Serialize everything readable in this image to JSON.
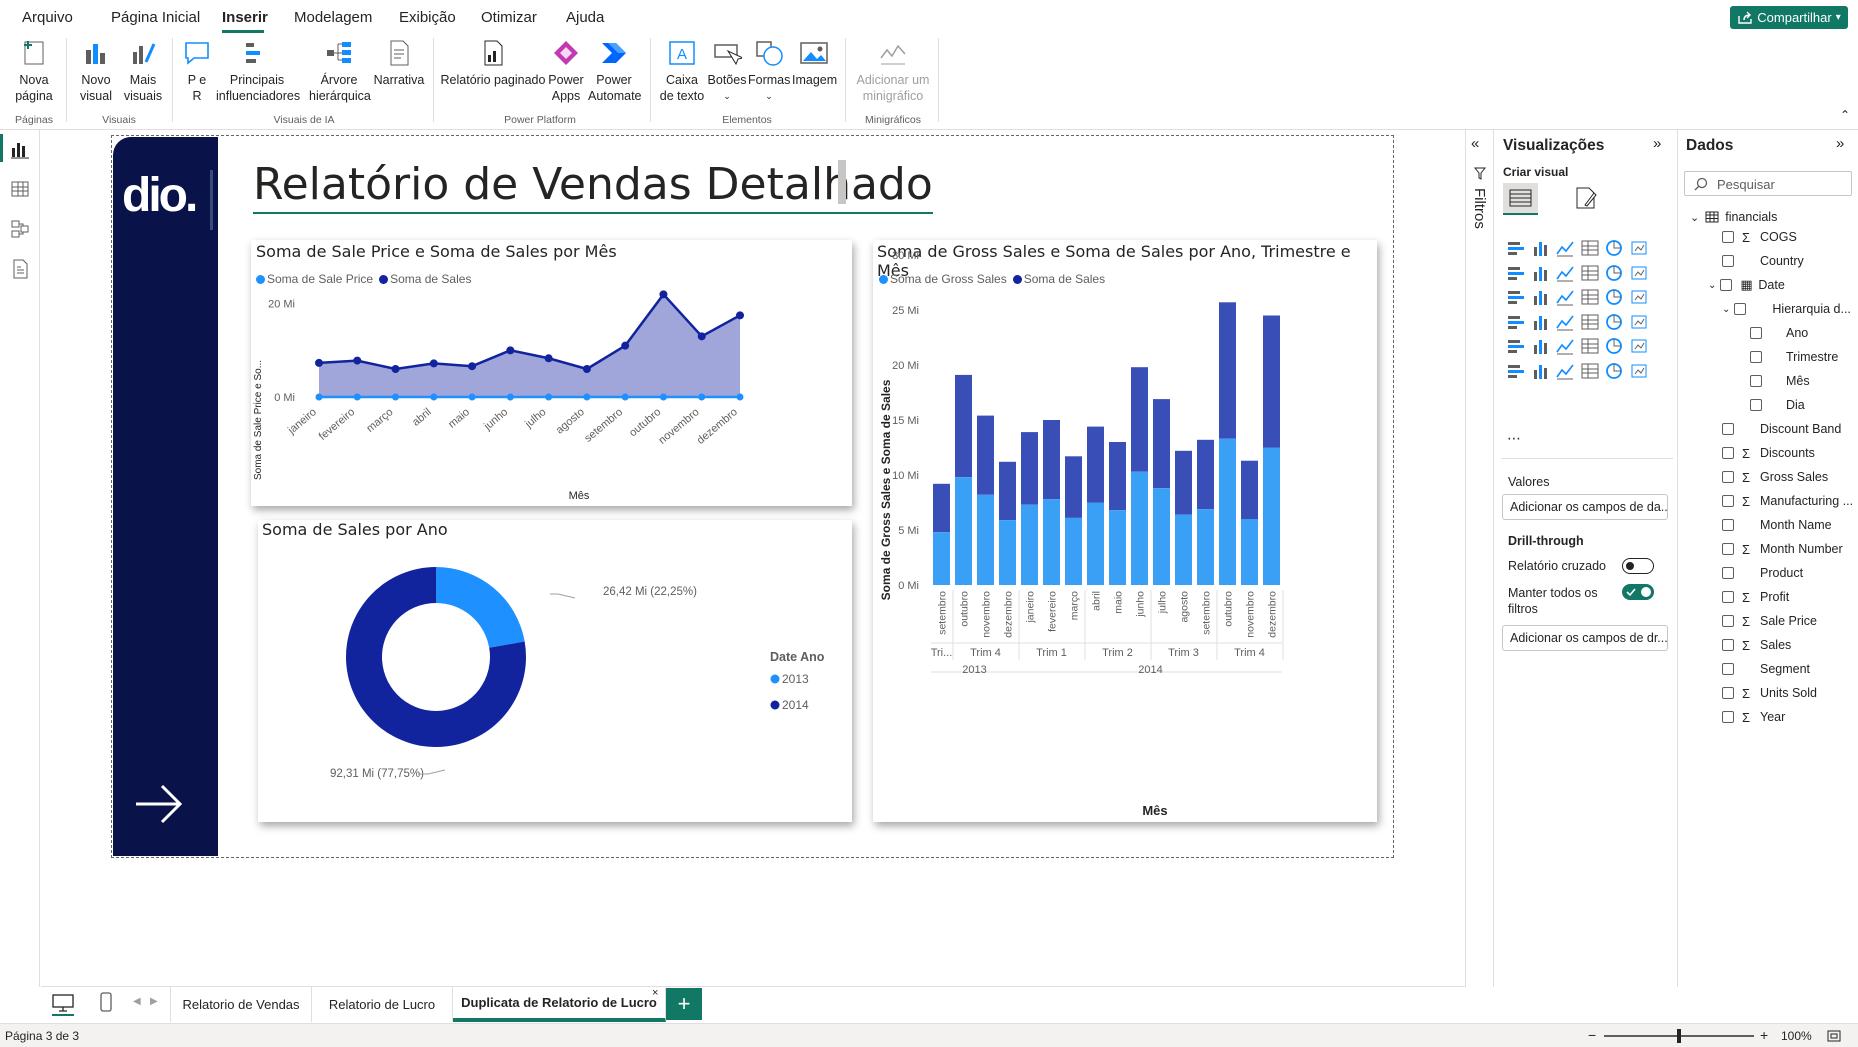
{
  "menu": {
    "items": [
      "Arquivo",
      "Página Inicial",
      "Inserir",
      "Modelagem",
      "Exibição",
      "Otimizar",
      "Ajuda"
    ],
    "active": "Inserir",
    "share_label": "Compartilhar"
  },
  "ribbon": {
    "paginas": {
      "label": "Páginas",
      "new_page": "Nova página"
    },
    "visuais": {
      "label": "Visuais",
      "new_visual": "Novo visual",
      "more_visuals": "Mais visuais"
    },
    "ia": {
      "label": "Visuais de IA",
      "qa": "P e R",
      "key_influencers": "Principais influenciadores",
      "decomp_tree": "Árvore hierárquica",
      "narrative": "Narrativa"
    },
    "power_platform": {
      "label": "Power Platform",
      "paginated": "Relatório paginado",
      "power_apps": "Power Apps",
      "power_automate": "Power Automate"
    },
    "elementos": {
      "label": "Elementos",
      "textbox": "Caixa de texto",
      "buttons": "Botões",
      "shapes": "Formas",
      "image": "Imagem"
    },
    "minigraficos": {
      "label": "Minigráficos",
      "add_sparkline": "Adicionar um minigráfico"
    }
  },
  "report": {
    "title": "Relatório de Vendas Detalhado",
    "logo_text": "dio."
  },
  "charts": {
    "line": {
      "title": "Soma de Sale Price e Soma de Sales por Mês",
      "legend": [
        "Soma de Sale Price",
        "Soma de Sales"
      ],
      "ylabel": "Soma de Sale Price e So...",
      "xlabel": "Mês",
      "yticks": [
        "20 Mi",
        "0 Mi"
      ]
    },
    "donut": {
      "title": "Soma de Sales por Ano",
      "legend_title": "Date Ano",
      "legend": [
        "2013",
        "2014"
      ],
      "label_2013": "26,42 Mi (22,25%)",
      "label_2014": "92,31 Mi (77,75%)"
    },
    "bar": {
      "title": "Soma de Gross Sales e Soma de Sales por Ano, Trimestre e Mês",
      "legend": [
        "Soma de Gross Sales",
        "Soma de Sales"
      ],
      "ylabel": "Soma de Gross Sales e Soma de Sales",
      "xlabel": "Mês",
      "yticks": [
        "30 Mi",
        "25 Mi",
        "20 Mi",
        "15 Mi",
        "10 Mi",
        "5 Mi",
        "0 Mi"
      ]
    }
  },
  "chart_data": [
    {
      "type": "area",
      "title": "Soma de Sale Price e Soma de Sales por Mês",
      "xlabel": "Mês",
      "ylabel": "Soma de Sale Price e So...",
      "categories": [
        "janeiro",
        "fevereiro",
        "março",
        "abril",
        "maio",
        "junho",
        "julho",
        "agosto",
        "setembro",
        "outubro",
        "novembro",
        "dezembro"
      ],
      "ylim": [
        0,
        24
      ],
      "series": [
        {
          "name": "Soma de Sale Price",
          "values": [
            0,
            0,
            0,
            0,
            0,
            0,
            0,
            0,
            0,
            0,
            0,
            0
          ]
        },
        {
          "name": "Soma de Sales",
          "values": [
            7.3,
            7.8,
            6.0,
            7.2,
            6.6,
            10.0,
            8.3,
            6.0,
            11.0,
            22.0,
            13.0,
            17.5
          ]
        }
      ]
    },
    {
      "type": "pie",
      "title": "Soma de Sales por Ano",
      "categories": [
        "2013",
        "2014"
      ],
      "values": [
        26.42,
        92.31
      ],
      "percent": [
        22.25,
        77.75
      ]
    },
    {
      "type": "bar",
      "title": "Soma de Gross Sales e Soma de Sales por Ano, Trimestre e Mês",
      "xlabel": "Mês",
      "ylabel": "Soma de Gross Sales e Soma de Sales",
      "ylim": [
        0,
        30
      ],
      "categories": [
        "setembro",
        "outubro",
        "novembro",
        "dezembro",
        "janeiro",
        "fevereiro",
        "março",
        "abril",
        "maio",
        "junho",
        "julho",
        "agosto",
        "setembro",
        "outubro",
        "novembro",
        "dezembro"
      ],
      "quarters": [
        "Tri...",
        "Trim 4",
        "Trim 1",
        "Trim 2",
        "Trim 3",
        "Trim 4"
      ],
      "years": [
        "2013",
        "2014"
      ],
      "series": [
        {
          "name": "Soma de Sales",
          "values": [
            4.8,
            9.8,
            8.2,
            5.9,
            7.3,
            7.8,
            6.1,
            7.5,
            6.8,
            10.3,
            8.8,
            6.4,
            6.9,
            13.3,
            6.0,
            12.5
          ]
        },
        {
          "name": "Soma de Gross Sales",
          "values": [
            9.2,
            19.1,
            15.4,
            11.2,
            13.9,
            15.0,
            11.7,
            14.4,
            13.0,
            19.8,
            16.9,
            12.2,
            13.2,
            25.7,
            11.3,
            24.5
          ]
        }
      ]
    }
  ],
  "filters_label": "Filtros",
  "visualizations": {
    "title": "Visualizações",
    "create_label": "Criar visual",
    "values_label": "Valores",
    "values_placeholder": "Adicionar os campos de da...",
    "drill_label": "Drill-through",
    "cross_report": "Relatório cruzado",
    "keep_filters": "Manter todos os filtros",
    "drill_placeholder": "Adicionar os campos de dr..."
  },
  "data_pane": {
    "title": "Dados",
    "search_placeholder": "Pesquisar",
    "table": "financials",
    "fields": [
      {
        "name": "COGS",
        "sigma": true,
        "level": 1
      },
      {
        "name": "Country",
        "sigma": false,
        "level": 1
      },
      {
        "name": "Date",
        "sigma": false,
        "level": 1,
        "expandable": true
      },
      {
        "name": "Hierarquia d...",
        "sigma": false,
        "level": 2,
        "expandable": true
      },
      {
        "name": "Ano",
        "sigma": false,
        "level": 3
      },
      {
        "name": "Trimestre",
        "sigma": false,
        "level": 3
      },
      {
        "name": "Mês",
        "sigma": false,
        "level": 3
      },
      {
        "name": "Dia",
        "sigma": false,
        "level": 3
      },
      {
        "name": "Discount Band",
        "sigma": false,
        "level": 1
      },
      {
        "name": "Discounts",
        "sigma": true,
        "level": 1
      },
      {
        "name": "Gross Sales",
        "sigma": true,
        "level": 1
      },
      {
        "name": "Manufacturing ...",
        "sigma": true,
        "level": 1
      },
      {
        "name": "Month Name",
        "sigma": false,
        "level": 1
      },
      {
        "name": "Month Number",
        "sigma": true,
        "level": 1
      },
      {
        "name": "Product",
        "sigma": false,
        "level": 1
      },
      {
        "name": "Profit",
        "sigma": true,
        "level": 1
      },
      {
        "name": "Sale Price",
        "sigma": true,
        "level": 1
      },
      {
        "name": "Sales",
        "sigma": true,
        "level": 1
      },
      {
        "name": "Segment",
        "sigma": false,
        "level": 1
      },
      {
        "name": "Units Sold",
        "sigma": true,
        "level": 1
      },
      {
        "name": "Year",
        "sigma": true,
        "level": 1
      }
    ]
  },
  "tabs": {
    "items": [
      "Relatorio de Vendas",
      "Relatorio de Lucro",
      "Duplicata de Relatorio de Lucro"
    ],
    "active_index": 2
  },
  "status": {
    "page": "Página 3 de 3",
    "zoom": "100%",
    "zoom_fraction": 0.5
  },
  "colors": {
    "accent": "#117865",
    "navy": "#0a1349",
    "series_light": "#1e90ff",
    "series_dark": "#12239e",
    "area_fill": "#8f95d3"
  }
}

## Brief
Your answer should be only the number of lines that hold the word "Relatório".

## Final result
3